** start PROVIDED RECORDS **
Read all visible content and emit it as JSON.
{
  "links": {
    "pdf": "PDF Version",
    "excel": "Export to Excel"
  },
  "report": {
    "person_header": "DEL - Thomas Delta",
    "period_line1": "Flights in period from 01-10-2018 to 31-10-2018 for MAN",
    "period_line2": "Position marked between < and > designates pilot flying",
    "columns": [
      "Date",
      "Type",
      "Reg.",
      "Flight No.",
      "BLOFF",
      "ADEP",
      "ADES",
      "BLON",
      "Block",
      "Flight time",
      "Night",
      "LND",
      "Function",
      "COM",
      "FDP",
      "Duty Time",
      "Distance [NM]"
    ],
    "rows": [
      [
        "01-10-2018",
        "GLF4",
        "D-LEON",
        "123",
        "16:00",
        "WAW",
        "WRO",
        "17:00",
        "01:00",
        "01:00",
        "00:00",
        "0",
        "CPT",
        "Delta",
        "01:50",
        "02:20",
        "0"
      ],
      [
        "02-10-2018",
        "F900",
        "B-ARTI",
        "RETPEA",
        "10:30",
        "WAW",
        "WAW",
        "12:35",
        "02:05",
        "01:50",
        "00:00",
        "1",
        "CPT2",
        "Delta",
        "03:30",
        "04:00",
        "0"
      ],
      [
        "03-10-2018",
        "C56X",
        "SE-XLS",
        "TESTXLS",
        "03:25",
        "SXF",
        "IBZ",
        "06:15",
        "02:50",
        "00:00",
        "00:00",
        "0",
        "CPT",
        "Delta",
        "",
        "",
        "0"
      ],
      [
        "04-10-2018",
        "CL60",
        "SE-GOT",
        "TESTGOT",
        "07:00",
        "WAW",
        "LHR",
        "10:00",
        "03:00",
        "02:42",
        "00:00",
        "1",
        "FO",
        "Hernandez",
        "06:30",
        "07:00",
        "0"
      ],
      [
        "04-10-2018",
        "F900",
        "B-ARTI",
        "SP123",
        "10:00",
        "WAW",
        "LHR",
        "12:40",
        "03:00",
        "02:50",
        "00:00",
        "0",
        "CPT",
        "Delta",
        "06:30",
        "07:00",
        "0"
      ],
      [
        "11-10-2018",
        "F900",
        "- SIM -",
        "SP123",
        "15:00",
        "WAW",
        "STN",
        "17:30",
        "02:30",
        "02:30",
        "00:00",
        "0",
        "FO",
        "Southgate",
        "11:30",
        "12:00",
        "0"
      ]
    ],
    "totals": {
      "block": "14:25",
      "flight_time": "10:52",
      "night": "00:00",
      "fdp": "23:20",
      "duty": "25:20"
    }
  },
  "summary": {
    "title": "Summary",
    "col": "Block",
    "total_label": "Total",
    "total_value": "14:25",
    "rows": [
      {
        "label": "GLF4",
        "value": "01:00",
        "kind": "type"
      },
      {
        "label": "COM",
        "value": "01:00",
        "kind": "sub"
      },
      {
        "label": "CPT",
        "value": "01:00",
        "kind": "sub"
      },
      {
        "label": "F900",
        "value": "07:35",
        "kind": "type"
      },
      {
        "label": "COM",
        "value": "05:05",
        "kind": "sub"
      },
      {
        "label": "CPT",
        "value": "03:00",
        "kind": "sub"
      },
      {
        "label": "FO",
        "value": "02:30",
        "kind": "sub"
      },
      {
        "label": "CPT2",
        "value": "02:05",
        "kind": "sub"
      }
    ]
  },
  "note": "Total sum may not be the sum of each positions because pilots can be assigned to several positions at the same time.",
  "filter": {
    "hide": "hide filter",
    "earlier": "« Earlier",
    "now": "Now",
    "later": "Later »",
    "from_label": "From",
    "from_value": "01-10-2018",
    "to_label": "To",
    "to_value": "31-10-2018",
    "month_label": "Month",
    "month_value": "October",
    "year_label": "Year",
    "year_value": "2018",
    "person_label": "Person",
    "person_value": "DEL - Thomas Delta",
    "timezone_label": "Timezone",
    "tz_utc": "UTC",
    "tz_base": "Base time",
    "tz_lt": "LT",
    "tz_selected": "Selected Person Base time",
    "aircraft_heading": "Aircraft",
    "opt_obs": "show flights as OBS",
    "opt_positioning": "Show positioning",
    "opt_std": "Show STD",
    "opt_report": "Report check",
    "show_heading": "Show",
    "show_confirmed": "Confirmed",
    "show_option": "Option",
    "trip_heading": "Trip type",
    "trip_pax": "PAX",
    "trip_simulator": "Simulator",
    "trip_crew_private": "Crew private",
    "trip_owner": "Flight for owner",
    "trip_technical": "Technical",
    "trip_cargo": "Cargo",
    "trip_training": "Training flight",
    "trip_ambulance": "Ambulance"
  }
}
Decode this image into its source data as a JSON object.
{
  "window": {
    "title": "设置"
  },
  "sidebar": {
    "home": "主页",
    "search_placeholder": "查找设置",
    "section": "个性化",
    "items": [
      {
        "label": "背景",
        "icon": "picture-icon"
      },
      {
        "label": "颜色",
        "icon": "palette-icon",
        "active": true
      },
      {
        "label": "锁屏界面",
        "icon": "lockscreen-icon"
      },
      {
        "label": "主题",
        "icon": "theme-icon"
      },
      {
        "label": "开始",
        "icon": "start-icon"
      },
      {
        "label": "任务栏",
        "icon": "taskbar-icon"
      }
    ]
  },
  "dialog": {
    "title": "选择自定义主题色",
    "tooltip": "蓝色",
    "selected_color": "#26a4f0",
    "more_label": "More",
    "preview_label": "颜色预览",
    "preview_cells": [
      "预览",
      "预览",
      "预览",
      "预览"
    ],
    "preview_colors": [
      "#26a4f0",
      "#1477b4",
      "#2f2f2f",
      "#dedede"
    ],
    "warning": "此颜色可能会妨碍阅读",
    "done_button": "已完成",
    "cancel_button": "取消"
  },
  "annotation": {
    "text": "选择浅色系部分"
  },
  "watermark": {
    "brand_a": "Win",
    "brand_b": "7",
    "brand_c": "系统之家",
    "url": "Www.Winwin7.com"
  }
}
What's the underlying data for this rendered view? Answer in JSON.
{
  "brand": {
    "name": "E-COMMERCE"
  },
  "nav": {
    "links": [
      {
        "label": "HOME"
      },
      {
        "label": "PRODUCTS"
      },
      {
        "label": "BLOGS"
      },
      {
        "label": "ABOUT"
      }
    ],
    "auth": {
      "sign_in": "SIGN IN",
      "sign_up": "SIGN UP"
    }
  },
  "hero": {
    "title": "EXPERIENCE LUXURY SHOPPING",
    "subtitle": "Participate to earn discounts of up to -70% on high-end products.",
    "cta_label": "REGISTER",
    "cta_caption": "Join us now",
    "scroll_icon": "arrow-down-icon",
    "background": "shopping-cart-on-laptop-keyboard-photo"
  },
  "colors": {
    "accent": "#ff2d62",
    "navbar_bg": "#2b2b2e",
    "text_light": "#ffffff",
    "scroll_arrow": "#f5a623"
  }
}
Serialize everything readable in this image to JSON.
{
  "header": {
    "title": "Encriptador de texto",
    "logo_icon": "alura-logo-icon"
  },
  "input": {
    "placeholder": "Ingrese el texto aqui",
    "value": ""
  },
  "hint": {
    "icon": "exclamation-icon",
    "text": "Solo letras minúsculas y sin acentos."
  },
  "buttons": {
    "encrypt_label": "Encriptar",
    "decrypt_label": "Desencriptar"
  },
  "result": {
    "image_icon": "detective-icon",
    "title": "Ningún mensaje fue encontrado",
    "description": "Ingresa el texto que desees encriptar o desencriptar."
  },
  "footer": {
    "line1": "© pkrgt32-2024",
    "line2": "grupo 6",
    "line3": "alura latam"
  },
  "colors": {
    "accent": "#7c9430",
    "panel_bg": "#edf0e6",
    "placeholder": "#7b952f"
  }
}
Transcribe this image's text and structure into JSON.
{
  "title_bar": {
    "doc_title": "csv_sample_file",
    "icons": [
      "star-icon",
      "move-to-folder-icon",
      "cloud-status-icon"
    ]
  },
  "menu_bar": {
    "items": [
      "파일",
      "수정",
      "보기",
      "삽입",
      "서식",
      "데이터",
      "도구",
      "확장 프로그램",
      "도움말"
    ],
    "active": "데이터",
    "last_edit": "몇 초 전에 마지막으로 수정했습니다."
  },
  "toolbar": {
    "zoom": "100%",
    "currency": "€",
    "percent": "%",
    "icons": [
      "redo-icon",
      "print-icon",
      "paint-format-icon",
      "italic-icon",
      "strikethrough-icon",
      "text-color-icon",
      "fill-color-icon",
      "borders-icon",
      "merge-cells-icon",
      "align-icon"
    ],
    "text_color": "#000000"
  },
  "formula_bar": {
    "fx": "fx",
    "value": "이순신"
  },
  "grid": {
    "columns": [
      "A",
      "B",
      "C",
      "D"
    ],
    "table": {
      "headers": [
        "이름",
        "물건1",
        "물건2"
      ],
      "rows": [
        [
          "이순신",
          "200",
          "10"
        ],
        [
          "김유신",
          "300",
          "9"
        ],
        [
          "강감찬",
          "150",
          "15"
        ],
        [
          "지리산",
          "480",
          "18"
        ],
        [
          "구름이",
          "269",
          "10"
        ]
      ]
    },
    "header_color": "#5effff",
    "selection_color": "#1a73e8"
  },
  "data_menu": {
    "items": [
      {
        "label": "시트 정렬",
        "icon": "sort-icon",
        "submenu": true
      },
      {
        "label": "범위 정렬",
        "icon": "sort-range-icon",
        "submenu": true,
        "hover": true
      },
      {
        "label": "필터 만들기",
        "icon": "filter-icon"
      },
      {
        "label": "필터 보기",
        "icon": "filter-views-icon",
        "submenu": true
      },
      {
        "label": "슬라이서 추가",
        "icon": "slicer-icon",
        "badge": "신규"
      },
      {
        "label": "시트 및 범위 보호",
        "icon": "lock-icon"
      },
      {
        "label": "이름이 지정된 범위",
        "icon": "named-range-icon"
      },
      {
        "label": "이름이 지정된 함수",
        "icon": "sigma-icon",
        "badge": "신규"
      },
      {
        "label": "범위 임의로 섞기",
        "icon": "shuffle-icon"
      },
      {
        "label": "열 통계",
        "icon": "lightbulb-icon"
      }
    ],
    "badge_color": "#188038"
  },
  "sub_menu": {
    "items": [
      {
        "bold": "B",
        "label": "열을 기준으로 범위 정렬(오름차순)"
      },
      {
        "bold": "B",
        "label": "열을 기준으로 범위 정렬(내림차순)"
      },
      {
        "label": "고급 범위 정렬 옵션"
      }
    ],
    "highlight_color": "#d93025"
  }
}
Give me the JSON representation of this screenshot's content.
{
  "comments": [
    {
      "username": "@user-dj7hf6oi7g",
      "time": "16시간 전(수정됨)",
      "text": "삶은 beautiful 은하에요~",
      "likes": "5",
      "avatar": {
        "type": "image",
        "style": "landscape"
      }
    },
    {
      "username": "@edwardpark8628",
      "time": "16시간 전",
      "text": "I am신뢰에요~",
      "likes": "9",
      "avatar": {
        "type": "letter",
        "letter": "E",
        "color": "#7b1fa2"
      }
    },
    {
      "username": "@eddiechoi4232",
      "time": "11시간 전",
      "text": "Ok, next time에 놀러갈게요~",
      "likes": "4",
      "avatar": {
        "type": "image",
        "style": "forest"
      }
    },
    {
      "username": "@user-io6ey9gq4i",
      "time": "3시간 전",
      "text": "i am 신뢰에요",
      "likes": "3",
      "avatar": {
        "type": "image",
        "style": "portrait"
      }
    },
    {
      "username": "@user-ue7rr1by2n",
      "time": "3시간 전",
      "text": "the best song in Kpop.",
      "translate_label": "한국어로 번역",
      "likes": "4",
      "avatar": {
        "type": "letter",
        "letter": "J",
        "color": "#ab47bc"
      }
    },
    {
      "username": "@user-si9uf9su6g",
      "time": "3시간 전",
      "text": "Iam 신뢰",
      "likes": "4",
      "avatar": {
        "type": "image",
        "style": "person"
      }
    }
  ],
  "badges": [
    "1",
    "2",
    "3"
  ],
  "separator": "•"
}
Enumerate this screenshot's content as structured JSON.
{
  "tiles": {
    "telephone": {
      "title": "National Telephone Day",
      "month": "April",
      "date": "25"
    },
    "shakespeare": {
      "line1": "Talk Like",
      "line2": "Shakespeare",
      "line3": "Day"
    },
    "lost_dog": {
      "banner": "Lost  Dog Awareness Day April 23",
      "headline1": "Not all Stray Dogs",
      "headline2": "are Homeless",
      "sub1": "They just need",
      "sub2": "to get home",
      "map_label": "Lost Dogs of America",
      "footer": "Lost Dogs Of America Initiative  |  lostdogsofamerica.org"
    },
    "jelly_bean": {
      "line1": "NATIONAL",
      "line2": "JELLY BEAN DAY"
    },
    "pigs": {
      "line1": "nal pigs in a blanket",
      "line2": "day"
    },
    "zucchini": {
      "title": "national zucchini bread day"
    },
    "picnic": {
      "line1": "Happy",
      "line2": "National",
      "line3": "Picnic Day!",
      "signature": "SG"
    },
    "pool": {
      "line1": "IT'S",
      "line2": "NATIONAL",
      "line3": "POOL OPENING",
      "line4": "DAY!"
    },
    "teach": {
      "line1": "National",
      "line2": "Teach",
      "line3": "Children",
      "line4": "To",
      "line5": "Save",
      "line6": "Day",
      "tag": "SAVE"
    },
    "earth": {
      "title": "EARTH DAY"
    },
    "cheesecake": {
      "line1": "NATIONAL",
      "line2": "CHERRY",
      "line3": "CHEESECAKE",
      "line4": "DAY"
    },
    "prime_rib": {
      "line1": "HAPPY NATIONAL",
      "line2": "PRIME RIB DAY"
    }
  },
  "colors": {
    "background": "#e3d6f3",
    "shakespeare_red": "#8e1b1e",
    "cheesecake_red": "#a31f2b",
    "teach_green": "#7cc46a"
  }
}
** end PROVIDED RECORDS **
DIRECTIVE — Search the entries for "footer" and copy out each line that has it.

EXERCISE ANSWER —
  "footer": {
      "footer": "Lost Dogs Of America Initiative  |  lostdogsofamerica.org"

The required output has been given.